Return each line containing "clothing".
══ Records for the exercise
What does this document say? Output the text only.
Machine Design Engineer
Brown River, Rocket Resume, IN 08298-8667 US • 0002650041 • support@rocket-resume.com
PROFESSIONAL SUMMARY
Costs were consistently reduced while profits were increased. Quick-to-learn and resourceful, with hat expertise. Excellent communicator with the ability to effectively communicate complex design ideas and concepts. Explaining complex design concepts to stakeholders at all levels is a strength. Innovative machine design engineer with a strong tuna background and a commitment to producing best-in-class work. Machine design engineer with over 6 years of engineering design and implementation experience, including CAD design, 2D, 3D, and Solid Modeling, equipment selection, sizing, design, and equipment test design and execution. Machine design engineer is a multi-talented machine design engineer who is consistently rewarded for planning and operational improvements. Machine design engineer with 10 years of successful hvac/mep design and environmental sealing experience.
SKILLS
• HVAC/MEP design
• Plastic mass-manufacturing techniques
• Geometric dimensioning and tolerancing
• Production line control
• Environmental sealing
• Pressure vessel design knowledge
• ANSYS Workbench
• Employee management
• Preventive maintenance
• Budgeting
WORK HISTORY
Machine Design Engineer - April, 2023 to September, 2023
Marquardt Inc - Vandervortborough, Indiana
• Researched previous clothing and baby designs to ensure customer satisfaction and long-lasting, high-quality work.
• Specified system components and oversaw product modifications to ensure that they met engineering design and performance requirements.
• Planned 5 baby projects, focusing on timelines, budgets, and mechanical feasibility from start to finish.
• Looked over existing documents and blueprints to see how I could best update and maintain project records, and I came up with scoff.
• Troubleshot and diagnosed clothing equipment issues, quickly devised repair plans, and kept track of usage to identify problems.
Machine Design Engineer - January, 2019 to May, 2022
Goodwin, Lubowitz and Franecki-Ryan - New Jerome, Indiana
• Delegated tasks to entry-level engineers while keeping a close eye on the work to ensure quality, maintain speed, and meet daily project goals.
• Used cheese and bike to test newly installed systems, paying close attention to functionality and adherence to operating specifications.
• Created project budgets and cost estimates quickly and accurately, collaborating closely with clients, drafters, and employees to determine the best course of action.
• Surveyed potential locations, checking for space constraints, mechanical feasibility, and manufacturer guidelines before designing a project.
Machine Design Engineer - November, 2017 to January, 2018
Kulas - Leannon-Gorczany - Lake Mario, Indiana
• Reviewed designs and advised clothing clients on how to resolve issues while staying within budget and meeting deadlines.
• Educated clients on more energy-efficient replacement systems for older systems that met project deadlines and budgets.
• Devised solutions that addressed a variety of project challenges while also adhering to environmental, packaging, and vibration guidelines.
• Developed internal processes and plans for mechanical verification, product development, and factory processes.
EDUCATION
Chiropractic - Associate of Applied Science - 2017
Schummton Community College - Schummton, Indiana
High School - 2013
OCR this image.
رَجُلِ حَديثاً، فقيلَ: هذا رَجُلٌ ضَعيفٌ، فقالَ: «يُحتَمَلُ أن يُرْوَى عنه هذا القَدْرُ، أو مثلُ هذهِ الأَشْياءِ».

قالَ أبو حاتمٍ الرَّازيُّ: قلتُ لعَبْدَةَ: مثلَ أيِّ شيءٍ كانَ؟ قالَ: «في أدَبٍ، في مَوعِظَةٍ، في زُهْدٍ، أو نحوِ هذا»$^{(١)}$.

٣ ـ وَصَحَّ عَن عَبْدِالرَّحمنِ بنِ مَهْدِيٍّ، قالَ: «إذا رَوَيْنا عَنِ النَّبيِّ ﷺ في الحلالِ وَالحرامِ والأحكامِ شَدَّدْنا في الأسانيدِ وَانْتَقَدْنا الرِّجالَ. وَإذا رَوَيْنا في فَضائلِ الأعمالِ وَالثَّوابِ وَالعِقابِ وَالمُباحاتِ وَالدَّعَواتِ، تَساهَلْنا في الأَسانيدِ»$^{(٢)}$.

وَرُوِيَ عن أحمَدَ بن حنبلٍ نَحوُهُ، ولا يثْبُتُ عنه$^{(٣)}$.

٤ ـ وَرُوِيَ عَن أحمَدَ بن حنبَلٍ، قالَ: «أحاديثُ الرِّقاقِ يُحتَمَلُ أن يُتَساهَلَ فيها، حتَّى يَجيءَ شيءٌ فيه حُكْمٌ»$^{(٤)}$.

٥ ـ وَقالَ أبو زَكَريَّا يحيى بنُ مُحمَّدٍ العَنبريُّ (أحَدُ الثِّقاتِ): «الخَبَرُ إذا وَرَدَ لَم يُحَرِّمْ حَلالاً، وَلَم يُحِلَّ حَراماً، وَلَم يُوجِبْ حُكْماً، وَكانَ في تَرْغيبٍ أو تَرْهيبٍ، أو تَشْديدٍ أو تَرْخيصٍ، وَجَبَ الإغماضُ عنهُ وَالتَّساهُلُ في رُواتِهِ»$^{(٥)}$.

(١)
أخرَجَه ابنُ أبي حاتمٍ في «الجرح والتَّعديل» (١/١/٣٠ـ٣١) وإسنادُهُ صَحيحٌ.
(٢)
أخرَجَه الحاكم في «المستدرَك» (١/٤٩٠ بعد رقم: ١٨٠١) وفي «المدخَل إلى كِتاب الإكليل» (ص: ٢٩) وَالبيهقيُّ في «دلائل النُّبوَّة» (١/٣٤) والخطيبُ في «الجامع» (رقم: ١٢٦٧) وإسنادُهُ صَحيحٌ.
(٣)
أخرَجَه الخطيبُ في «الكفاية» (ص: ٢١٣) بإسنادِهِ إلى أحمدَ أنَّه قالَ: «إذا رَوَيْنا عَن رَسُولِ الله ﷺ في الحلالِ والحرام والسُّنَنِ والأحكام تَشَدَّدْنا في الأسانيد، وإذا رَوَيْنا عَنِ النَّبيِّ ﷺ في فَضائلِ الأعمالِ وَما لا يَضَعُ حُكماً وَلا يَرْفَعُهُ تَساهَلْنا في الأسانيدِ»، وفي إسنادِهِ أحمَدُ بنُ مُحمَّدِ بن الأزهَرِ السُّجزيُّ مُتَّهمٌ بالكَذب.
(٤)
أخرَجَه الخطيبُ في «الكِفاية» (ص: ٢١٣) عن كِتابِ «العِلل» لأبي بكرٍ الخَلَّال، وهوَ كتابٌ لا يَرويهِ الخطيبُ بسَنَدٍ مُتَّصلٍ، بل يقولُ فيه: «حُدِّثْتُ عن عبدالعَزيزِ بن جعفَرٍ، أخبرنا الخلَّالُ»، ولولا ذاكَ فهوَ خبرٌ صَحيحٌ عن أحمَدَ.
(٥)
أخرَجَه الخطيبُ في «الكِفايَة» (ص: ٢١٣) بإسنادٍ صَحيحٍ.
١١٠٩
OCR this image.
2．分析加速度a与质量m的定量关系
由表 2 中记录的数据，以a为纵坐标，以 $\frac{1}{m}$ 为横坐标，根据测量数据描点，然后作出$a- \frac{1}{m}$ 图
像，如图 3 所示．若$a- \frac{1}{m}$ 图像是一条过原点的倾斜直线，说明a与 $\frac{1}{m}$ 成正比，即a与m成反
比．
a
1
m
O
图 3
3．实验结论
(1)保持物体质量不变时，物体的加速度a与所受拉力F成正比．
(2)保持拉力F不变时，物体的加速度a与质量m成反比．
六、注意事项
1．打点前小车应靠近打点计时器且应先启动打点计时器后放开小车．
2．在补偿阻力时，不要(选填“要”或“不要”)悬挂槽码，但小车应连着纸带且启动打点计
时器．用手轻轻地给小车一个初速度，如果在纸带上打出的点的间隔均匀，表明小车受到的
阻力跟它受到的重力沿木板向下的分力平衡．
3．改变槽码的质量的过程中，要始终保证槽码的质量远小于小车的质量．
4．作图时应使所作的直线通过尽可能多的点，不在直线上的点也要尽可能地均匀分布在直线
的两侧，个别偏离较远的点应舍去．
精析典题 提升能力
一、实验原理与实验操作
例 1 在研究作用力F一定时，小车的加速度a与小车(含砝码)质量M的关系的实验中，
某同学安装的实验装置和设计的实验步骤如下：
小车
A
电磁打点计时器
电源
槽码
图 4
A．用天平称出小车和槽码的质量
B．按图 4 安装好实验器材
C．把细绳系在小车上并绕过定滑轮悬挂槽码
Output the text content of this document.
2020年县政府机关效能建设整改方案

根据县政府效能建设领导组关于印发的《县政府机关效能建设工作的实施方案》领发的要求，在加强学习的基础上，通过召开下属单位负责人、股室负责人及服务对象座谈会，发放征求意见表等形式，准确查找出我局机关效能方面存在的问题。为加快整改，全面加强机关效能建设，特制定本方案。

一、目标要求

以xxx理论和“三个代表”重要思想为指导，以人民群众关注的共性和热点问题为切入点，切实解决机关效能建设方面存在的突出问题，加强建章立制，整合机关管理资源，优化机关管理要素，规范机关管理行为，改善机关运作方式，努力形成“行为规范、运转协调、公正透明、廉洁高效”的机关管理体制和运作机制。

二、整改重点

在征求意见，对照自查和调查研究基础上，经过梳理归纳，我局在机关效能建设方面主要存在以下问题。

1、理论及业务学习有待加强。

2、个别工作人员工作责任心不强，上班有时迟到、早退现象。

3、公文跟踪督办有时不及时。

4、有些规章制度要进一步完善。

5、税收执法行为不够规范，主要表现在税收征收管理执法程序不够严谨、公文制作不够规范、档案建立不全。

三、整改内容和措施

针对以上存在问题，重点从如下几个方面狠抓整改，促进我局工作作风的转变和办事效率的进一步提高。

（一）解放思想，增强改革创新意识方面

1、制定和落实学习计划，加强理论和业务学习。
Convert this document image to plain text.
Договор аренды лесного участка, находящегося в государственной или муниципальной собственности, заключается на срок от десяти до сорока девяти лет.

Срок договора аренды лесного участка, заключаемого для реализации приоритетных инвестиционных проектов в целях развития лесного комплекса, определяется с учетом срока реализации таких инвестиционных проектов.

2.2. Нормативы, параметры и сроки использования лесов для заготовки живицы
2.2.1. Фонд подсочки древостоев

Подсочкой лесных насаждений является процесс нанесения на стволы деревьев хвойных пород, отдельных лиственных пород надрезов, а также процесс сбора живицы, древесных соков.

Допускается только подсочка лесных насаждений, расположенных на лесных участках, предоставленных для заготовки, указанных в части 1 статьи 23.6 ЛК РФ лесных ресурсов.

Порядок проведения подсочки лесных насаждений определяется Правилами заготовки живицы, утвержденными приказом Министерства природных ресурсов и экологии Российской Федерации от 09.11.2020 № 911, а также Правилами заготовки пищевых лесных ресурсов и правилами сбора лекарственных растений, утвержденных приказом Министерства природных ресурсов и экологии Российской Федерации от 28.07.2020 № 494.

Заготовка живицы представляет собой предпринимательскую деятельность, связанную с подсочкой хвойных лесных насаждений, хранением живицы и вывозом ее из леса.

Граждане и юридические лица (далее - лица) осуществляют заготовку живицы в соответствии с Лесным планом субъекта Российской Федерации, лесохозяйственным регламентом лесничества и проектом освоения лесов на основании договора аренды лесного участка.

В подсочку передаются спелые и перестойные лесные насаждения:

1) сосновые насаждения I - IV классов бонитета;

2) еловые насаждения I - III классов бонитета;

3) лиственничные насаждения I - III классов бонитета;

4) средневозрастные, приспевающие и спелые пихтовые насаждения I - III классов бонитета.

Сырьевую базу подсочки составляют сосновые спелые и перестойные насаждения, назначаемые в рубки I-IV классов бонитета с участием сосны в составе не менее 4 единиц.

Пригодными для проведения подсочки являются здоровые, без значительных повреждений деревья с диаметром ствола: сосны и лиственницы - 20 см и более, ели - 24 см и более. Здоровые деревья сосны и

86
════
## [Expected answer]
• Researched previous clothing and baby designs to ensure customer satisfaction and long-lasting, high-quality work.
• Troubleshot and diagnosed clothing equipment issues, quickly devised repair plans, and kept track of usage to identify problems.
• Reviewed designs and advised clothing clients on how to resolve issues while staying within budget and meeting deadlines.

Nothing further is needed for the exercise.